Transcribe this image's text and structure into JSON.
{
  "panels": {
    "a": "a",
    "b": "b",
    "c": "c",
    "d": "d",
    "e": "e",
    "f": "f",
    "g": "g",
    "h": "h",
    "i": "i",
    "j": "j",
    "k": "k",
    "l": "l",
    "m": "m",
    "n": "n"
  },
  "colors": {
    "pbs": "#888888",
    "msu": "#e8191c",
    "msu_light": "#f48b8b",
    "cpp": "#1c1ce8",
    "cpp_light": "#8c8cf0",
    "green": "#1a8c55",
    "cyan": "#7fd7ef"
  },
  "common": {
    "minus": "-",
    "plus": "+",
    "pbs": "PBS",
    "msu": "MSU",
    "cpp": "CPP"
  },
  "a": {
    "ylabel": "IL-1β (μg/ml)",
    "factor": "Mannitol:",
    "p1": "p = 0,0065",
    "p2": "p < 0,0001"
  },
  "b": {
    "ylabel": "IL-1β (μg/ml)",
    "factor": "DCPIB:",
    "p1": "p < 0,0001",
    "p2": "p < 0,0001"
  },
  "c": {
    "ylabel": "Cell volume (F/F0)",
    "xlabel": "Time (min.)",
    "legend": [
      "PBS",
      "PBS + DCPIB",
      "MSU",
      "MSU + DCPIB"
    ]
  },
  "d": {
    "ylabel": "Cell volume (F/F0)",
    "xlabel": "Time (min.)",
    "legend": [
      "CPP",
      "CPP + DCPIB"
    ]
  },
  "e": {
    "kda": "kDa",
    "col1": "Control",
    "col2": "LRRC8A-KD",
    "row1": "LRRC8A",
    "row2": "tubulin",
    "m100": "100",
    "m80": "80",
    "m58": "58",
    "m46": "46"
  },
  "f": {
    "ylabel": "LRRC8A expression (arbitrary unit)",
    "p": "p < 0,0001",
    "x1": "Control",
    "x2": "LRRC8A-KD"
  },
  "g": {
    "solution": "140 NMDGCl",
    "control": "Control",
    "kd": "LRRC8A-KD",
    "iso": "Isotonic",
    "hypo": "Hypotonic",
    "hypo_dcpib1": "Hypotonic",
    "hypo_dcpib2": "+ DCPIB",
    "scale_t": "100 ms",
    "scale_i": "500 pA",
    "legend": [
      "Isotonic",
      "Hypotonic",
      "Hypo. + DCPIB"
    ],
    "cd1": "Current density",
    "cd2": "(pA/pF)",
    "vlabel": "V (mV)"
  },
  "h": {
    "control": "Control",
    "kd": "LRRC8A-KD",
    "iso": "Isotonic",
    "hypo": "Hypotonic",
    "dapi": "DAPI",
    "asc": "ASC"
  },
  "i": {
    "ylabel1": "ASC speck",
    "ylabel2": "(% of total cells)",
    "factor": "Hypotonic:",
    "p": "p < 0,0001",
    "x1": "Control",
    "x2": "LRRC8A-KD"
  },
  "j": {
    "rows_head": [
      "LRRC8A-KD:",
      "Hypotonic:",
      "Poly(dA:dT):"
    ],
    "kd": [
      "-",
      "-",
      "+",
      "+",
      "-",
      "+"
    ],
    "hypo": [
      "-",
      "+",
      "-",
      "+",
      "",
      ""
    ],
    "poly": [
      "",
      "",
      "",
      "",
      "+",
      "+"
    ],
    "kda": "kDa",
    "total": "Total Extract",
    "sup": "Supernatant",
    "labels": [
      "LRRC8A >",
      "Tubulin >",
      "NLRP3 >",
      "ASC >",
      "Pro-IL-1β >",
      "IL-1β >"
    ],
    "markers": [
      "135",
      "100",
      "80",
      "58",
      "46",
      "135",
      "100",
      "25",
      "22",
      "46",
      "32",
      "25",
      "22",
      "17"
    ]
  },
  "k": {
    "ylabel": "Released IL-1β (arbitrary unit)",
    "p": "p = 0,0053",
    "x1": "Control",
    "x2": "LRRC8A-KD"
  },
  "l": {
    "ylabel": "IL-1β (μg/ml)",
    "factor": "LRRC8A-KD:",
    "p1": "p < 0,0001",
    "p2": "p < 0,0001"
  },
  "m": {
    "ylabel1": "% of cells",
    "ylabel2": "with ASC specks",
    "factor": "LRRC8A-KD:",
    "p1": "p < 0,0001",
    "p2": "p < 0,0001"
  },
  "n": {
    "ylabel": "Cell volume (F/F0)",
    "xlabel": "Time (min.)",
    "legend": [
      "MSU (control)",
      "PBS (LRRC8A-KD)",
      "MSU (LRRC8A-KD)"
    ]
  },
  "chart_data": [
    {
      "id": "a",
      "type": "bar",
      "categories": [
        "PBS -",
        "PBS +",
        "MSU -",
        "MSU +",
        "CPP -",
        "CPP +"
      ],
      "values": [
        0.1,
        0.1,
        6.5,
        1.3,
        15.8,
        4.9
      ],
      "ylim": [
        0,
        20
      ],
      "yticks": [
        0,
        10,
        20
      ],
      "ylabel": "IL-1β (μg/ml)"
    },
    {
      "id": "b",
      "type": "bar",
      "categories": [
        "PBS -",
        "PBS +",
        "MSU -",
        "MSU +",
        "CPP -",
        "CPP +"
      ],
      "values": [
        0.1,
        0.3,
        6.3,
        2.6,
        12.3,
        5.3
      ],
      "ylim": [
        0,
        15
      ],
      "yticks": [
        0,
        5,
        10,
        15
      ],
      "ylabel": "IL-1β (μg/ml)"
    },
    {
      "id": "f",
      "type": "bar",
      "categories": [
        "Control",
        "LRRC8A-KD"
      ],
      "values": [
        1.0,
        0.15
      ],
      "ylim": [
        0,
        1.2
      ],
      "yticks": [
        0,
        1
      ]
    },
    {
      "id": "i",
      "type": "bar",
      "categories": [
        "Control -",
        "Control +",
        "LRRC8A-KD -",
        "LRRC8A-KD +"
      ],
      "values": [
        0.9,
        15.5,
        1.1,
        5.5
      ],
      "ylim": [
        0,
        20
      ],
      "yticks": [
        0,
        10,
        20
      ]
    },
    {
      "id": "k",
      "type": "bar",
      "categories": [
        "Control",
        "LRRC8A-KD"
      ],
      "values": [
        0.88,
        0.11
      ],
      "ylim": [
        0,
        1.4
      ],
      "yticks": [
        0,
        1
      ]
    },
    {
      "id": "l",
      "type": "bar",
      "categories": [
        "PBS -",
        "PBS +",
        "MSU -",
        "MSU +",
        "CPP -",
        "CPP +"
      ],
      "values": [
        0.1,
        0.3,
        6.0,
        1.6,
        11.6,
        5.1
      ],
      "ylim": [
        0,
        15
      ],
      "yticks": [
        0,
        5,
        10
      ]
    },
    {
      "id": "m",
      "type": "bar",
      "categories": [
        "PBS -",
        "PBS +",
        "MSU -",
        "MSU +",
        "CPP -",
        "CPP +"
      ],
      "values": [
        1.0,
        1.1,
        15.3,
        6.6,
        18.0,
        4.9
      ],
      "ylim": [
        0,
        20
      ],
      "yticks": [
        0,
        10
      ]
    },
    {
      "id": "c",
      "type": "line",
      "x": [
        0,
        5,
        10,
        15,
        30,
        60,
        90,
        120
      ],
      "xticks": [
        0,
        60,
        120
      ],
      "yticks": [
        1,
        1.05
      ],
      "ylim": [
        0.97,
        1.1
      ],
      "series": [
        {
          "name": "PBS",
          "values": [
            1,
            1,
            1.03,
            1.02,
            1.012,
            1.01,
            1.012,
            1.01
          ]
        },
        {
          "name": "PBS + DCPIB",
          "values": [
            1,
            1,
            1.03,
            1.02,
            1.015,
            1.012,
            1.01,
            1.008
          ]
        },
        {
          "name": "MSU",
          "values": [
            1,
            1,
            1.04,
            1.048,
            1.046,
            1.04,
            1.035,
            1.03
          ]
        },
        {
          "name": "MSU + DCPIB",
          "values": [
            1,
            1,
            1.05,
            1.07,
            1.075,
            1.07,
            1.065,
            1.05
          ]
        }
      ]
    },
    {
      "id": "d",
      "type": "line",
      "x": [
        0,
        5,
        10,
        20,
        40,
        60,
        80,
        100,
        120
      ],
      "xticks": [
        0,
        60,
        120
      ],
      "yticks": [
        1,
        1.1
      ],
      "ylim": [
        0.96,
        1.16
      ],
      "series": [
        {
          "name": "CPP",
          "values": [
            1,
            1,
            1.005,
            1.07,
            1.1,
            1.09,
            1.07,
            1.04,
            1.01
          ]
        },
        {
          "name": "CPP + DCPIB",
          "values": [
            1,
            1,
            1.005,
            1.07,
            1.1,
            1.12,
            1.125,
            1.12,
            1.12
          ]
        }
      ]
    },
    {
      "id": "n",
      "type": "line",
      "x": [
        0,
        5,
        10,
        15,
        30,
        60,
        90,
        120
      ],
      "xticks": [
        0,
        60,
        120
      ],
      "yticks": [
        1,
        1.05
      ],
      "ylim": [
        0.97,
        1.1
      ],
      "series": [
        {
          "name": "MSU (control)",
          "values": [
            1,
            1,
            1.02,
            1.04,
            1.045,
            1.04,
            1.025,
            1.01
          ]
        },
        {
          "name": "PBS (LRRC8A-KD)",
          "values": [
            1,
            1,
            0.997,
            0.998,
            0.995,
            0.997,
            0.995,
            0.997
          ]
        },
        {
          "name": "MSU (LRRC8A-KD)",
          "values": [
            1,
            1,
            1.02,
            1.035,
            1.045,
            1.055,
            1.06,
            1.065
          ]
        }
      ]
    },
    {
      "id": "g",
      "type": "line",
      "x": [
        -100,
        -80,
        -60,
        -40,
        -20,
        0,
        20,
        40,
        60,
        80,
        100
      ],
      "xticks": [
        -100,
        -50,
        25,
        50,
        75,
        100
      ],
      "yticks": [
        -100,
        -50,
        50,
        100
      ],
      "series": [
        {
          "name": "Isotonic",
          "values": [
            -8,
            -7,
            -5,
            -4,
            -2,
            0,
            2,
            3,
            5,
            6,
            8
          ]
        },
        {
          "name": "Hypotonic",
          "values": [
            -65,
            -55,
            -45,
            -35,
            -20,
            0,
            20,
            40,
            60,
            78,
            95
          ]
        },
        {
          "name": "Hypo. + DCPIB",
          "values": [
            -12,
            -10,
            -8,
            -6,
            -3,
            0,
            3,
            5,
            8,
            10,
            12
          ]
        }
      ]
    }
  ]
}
---------------
**To do**
Using the listing above, list every line in which the string "factor" occurs.

**Exercise response**
    "factor": "Mannitol:",
    "factor": "DCPIB:",
    "factor": "Hypotonic:",
    "factor": "LRRC8A-KD:",
    "factor": "LRRC8A-KD:",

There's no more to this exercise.